Written exercise — Every line below is to be quoted exactly, with nothing added or dropped.

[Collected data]
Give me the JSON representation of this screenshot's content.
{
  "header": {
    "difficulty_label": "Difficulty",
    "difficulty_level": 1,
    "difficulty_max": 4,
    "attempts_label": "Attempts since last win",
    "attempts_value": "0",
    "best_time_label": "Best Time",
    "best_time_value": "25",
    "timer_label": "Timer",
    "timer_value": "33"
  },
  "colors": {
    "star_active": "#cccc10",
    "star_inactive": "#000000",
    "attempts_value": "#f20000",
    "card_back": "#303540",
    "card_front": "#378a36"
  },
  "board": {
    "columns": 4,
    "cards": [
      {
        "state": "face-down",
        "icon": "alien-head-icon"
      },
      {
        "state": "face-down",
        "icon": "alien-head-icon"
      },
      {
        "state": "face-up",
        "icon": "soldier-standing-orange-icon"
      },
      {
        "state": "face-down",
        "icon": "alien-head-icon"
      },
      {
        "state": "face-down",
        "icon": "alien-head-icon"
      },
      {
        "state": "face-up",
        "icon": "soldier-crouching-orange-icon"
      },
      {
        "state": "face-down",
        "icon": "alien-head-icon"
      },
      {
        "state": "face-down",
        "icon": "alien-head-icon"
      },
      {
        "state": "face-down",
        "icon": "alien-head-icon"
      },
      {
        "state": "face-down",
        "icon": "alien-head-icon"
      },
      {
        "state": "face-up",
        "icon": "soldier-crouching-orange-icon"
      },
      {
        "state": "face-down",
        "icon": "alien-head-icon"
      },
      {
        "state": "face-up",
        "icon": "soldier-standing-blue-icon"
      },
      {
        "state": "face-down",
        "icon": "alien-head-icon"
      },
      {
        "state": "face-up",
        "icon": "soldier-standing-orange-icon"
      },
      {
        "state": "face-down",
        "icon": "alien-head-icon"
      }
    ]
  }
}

Solution to this task —
Give me the JSON representation of this screenshot's content.
{
  "header": {
    "difficulty_label": "Difficulty",
    "difficulty_level": 1,
    "difficulty_max": 4,
    "attempts_label": "Attempts since last win",
    "attempts_value": "0",
    "best_time_label": "Best Time",
    "best_time_value": "25",
    "timer_label": "Timer",
    "timer_value": "33"
  },
  "colors": {
    "star_active": "#cccc10",
    "star_inactive": "#000000",
    "attempts_value": "#f20000",
    "card_back": "#303540",
    "card_front": "#378a36"
  },
  "board": {
    "columns": 4,
    "cards": [
      {
        "state": "face-down",
        "icon": "alien-head-icon"
      },
      {
        "state": "face-down",
        "icon": "alien-head-icon"
      },
      {
        "state": "face-up",
        "icon": "soldier-standing-orange-icon"
      },
      {
        "state": "face-down",
        "icon": "alien-head-icon"
      },
      {
        "state": "face-down",
        "icon": "alien-head-icon"
      },
      {
        "state": "face-up",
        "icon": "soldier-crouching-orange-icon"
      },
      {
        "state": "face-down",
        "icon": "alien-head-icon"
      },
      {
        "state": "face-down",
        "icon": "alien-head-icon"
      },
      {
        "state": "face-down",
        "icon": "alien-head-icon"
      },
      {
        "state": "face-down",
        "icon": "alien-head-icon"
      },
      {
        "state": "face-up",
        "icon": "soldier-crouching-orange-icon"
      },
      {
        "state": "face-down",
        "icon": "alien-head-icon"
      },
      {
        "state": "face-up",
        "icon": "soldier-standing-blue-icon"
      },
      {
        "state": "face-down",
        "icon": "alien-head-icon"
      },
      {
        "state": "face-up",
        "icon": "soldier-standing-orange-icon"
      },
      {
        "state": "face-down",
        "icon": "alien-head-icon"
      }
    ]
  }
}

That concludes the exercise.